Task brief:
Write each line out exactly, leaving none out.

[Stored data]
>> Begin
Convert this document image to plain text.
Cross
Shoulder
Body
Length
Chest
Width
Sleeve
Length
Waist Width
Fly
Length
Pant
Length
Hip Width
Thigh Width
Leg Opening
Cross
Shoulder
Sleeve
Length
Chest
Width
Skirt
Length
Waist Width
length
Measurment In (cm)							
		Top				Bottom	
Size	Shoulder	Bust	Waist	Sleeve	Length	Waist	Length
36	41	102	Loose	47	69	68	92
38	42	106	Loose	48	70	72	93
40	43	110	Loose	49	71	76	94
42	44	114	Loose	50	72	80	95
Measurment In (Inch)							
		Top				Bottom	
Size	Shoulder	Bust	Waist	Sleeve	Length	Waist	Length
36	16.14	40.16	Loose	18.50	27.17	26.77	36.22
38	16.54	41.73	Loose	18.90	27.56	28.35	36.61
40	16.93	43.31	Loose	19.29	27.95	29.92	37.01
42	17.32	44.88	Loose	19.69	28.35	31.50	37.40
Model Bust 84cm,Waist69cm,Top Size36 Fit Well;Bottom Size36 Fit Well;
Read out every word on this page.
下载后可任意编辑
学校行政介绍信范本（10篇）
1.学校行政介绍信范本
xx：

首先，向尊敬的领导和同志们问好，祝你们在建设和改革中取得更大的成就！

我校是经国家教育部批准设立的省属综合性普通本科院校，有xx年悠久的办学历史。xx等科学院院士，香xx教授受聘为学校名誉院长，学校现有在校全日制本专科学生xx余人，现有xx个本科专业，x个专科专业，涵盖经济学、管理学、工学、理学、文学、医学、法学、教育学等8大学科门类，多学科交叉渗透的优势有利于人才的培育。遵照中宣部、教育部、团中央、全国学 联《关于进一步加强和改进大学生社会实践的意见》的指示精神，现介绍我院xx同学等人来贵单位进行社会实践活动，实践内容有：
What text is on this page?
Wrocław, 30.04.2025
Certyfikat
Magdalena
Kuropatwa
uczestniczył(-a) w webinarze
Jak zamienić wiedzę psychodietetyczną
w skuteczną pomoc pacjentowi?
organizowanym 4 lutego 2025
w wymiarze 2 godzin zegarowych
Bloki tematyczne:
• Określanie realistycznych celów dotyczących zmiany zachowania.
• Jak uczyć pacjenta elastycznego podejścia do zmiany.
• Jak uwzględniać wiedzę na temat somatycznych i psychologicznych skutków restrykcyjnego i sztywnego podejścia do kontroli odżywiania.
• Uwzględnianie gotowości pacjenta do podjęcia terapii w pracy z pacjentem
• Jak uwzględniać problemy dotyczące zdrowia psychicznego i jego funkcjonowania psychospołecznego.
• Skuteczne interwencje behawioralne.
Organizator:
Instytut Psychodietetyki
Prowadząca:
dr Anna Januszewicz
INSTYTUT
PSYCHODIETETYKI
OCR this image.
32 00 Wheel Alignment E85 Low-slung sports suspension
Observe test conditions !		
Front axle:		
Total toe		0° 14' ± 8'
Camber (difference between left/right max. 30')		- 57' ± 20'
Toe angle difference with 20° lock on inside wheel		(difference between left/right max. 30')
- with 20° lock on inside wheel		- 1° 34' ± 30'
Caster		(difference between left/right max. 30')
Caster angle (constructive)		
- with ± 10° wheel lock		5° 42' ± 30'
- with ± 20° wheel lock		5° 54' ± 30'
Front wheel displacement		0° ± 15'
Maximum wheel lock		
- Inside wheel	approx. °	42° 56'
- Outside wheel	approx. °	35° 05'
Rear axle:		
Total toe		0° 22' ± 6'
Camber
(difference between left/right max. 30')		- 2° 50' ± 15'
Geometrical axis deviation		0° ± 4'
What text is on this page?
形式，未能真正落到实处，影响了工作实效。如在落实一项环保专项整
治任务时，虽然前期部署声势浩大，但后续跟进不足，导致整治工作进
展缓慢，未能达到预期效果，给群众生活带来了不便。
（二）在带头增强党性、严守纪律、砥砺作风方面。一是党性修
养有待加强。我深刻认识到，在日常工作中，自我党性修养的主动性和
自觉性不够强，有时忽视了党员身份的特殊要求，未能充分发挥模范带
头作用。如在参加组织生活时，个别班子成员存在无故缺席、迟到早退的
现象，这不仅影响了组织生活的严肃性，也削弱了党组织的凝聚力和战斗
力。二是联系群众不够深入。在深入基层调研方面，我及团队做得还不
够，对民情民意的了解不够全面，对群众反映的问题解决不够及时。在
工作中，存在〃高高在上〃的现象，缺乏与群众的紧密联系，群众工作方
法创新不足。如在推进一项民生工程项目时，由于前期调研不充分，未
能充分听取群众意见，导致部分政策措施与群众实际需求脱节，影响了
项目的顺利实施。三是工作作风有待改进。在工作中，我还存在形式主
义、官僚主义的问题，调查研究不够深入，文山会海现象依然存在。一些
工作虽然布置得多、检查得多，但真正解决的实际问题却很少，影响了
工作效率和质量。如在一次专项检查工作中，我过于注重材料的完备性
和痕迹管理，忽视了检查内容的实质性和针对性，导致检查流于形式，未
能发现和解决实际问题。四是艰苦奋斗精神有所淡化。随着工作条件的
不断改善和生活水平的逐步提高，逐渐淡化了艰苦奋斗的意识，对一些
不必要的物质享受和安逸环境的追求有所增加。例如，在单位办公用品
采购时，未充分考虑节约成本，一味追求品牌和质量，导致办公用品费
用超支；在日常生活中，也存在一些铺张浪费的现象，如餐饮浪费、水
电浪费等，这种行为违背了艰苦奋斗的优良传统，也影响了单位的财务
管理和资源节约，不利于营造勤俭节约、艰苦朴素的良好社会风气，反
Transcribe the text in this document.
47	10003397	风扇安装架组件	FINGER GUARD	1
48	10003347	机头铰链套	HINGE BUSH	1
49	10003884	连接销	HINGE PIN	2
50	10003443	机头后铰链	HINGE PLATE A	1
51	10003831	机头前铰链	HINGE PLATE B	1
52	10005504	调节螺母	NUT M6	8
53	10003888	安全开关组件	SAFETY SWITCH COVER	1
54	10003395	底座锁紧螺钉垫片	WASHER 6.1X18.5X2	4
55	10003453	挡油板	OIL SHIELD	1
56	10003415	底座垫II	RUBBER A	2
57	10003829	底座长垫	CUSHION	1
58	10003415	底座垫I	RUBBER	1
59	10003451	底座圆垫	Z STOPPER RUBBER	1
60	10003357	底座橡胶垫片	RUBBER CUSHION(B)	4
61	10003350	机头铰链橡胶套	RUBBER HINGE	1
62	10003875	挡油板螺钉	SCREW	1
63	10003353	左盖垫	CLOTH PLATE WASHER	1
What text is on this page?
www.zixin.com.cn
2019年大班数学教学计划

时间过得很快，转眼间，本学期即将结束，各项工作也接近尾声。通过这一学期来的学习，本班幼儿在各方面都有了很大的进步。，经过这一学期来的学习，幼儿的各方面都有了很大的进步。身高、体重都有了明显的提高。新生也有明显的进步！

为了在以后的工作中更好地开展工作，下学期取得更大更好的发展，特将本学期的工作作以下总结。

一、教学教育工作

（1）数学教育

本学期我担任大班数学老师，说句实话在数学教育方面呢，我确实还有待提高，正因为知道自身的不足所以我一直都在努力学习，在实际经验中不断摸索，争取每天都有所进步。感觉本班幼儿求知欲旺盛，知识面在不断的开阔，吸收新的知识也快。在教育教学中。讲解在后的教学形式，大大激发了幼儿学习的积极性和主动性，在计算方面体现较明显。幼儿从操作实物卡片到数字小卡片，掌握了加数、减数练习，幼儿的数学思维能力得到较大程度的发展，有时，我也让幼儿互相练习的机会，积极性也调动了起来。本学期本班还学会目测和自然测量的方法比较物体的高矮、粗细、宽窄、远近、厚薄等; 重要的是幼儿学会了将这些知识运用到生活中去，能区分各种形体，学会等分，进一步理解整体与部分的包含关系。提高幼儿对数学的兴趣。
>> End
Written answer:
Convert this document image to plain text.
Cross
Shoulder
Body
Length
Chest
Width
Sleeve
Length
Waist Width
Fly
Length
Pant
Length
Hip Width
Thigh Width
Leg Opening
Cross
Shoulder
Sleeve
Length
Chest
Width
Skirt
Length
Waist Width
length
Measurment In (cm)							
		Top				Bottom	
Size	Shoulder	Bust	Waist	Sleeve	Length	Waist	Length
36	41	102	Loose	47	69	68	92
38	42	106	Loose	48	70	72	93
40	43	110	Loose	49	71	76	94
42	44	114	Loose	50	72	80	95
Measurment In (Inch)							
		Top				Bottom	
Size	Shoulder	Bust	Waist	Sleeve	Length	Waist	Length
36	16.14	40.16	Loose	18.50	27.17	26.77	36.22
38	16.54	41.73	Loose	18.90	27.56	28.35	36.61
40	16.93	43.31	Loose	19.29	27.95	29.92	37.01
42	17.32	44.88	Loose	19.69	28.35	31.50	37.40
Model Bust 84cm,Waist69cm,Top Size36 Fit Well;Bottom Size36 Fit Well;
Read out every word on this page.
下载后可任意编辑
学校行政介绍信范本（10篇）
1.学校行政介绍信范本
xx：

首先，向尊敬的领导和同志们问好，祝你们在建设和改革中取得更大的成就！

我校是经国家教育部批准设立的省属综合性普通本科院校，有xx年悠久的办学历史。xx等科学院院士，香xx教授受聘为学校名誉院长，学校现有在校全日制本专科学生xx余人，现有xx个本科专业，x个专科专业，涵盖经济学、管理学、工学、理学、文学、医学、法学、教育学等8大学科门类，多学科交叉渗透的优势有利于人才的培育。遵照中宣部、教育部、团中央、全国学 联《关于进一步加强和改进大学生社会实践的意见》的指示精神，现介绍我院xx同学等人来贵单位进行社会实践活动，实践内容有：
What text is on this page?
Wrocław, 30.04.2025
Certyfikat
Magdalena
Kuropatwa
uczestniczył(-a) w webinarze
Jak zamienić wiedzę psychodietetyczną
w skuteczną pomoc pacjentowi?
organizowanym 4 lutego 2025
w wymiarze 2 godzin zegarowych
Bloki tematyczne:
• Określanie realistycznych celów dotyczących zmiany zachowania.
• Jak uczyć pacjenta elastycznego podejścia do zmiany.
• Jak uwzględniać wiedzę na temat somatycznych i psychologicznych skutków restrykcyjnego i sztywnego podejścia do kontroli odżywiania.
• Uwzględnianie gotowości pacjenta do podjęcia terapii w pracy z pacjentem
• Jak uwzględniać problemy dotyczące zdrowia psychicznego i jego funkcjonowania psychospołecznego.
• Skuteczne interwencje behawioralne.
Organizator:
Instytut Psychodietetyki
Prowadząca:
dr Anna Januszewicz
INSTYTUT
PSYCHODIETETYKI
OCR this image.
32 00 Wheel Alignment E85 Low-slung sports suspension
Observe test conditions !		
Front axle:		
Total toe		0° 14' ± 8'
Camber (difference between left/right max. 30')		- 57' ± 20'
Toe angle difference with 20° lock on inside wheel		(difference between left/right max. 30')
- with 20° lock on inside wheel		- 1° 34' ± 30'
Caster		(difference between left/right max. 30')
Caster angle (constructive)		
- with ± 10° wheel lock		5° 42' ± 30'
- with ± 20° wheel lock		5° 54' ± 30'
Front wheel displacement		0° ± 15'
Maximum wheel lock		
- Inside wheel	approx. °	42° 56'
- Outside wheel	approx. °	35° 05'
Rear axle:		
Total toe		0° 22' ± 6'
Camber
(difference between left/right max. 30')		- 2° 50' ± 15'
Geometrical axis deviation		0° ± 4'
What text is on this page?
形式，未能真正落到实处，影响了工作实效。如在落实一项环保专项整
治任务时，虽然前期部署声势浩大，但后续跟进不足，导致整治工作进
展缓慢，未能达到预期效果，给群众生活带来了不便。
（二）在带头增强党性、严守纪律、砥砺作风方面。一是党性修
养有待加强。我深刻认识到，在日常工作中，自我党性修养的主动性和
自觉性不够强，有时忽视了党员身份的特殊要求，未能充分发挥模范带
头作用。如在参加组织生活时，个别班子成员存在无故缺席、迟到早退的
现象，这不仅影响了组织生活的严肃性，也削弱了党组织的凝聚力和战斗
力。二是联系群众不够深入。在深入基层调研方面，我及团队做得还不
够，对民情民意的了解不够全面，对群众反映的问题解决不够及时。在
工作中，存在〃高高在上〃的现象，缺乏与群众的紧密联系，群众工作方
法创新不足。如在推进一项民生工程项目时，由于前期调研不充分，未
能充分听取群众意见，导致部分政策措施与群众实际需求脱节，影响了
项目的顺利实施。三是工作作风有待改进。在工作中，我还存在形式主
义、官僚主义的问题，调查研究不够深入，文山会海现象依然存在。一些
工作虽然布置得多、检查得多，但真正解决的实际问题却很少，影响了
工作效率和质量。如在一次专项检查工作中，我过于注重材料的完备性
和痕迹管理，忽视了检查内容的实质性和针对性，导致检查流于形式，未
能发现和解决实际问题。四是艰苦奋斗精神有所淡化。随着工作条件的
不断改善和生活水平的逐步提高，逐渐淡化了艰苦奋斗的意识，对一些
不必要的物质享受和安逸环境的追求有所增加。例如，在单位办公用品
采购时，未充分考虑节约成本，一味追求品牌和质量，导致办公用品费
用超支；在日常生活中，也存在一些铺张浪费的现象，如餐饮浪费、水
电浪费等，这种行为违背了艰苦奋斗的优良传统，也影响了单位的财务
管理和资源节约，不利于营造勤俭节约、艰苦朴素的良好社会风气，反
Transcribe the text in this document.
47	10003397	风扇安装架组件	FINGER GUARD	1
48	10003347	机头铰链套	HINGE BUSH	1
49	10003884	连接销	HINGE PIN	2
50	10003443	机头后铰链	HINGE PLATE A	1
51	10003831	机头前铰链	HINGE PLATE B	1
52	10005504	调节螺母	NUT M6	8
53	10003888	安全开关组件	SAFETY SWITCH COVER	1
54	10003395	底座锁紧螺钉垫片	WASHER 6.1X18.5X2	4
55	10003453	挡油板	OIL SHIELD	1
56	10003415	底座垫II	RUBBER A	2
57	10003829	底座长垫	CUSHION	1
58	10003415	底座垫I	RUBBER	1
59	10003451	底座圆垫	Z STOPPER RUBBER	1
60	10003357	底座橡胶垫片	RUBBER CUSHION(B)	4
61	10003350	机头铰链橡胶套	RUBBER HINGE	1
62	10003875	挡油板螺钉	SCREW	1
63	10003353	左盖垫	CLOTH PLATE WASHER	1
What text is on this page?
www.zixin.com.cn
2019年大班数学教学计划

时间过得很快，转眼间，本学期即将结束，各项工作也接近尾声。通过这一学期来的学习，本班幼儿在各方面都有了很大的进步。，经过这一学期来的学习，幼儿的各方面都有了很大的进步。身高、体重都有了明显的提高。新生也有明显的进步！

为了在以后的工作中更好地开展工作，下学期取得更大更好的发展，特将本学期的工作作以下总结。

一、教学教育工作

（1）数学教育

本学期我担任大班数学老师，说句实话在数学教育方面呢，我确实还有待提高，正因为知道自身的不足所以我一直都在努力学习，在实际经验中不断摸索，争取每天都有所进步。感觉本班幼儿求知欲旺盛，知识面在不断的开阔，吸收新的知识也快。在教育教学中。讲解在后的教学形式，大大激发了幼儿学习的积极性和主动性，在计算方面体现较明显。幼儿从操作实物卡片到数字小卡片，掌握了加数、减数练习，幼儿的数学思维能力得到较大程度的发展，有时，我也让幼儿互相练习的机会，积极性也调动了起来。本学期本班还学会目测和自然测量的方法比较物体的高矮、粗细、宽窄、远近、厚薄等; 重要的是幼儿学会了将这些知识运用到生活中去，能区分各种形体，学会等分，进一步理解整体与部分的包含关系。提高幼儿对数学的兴趣。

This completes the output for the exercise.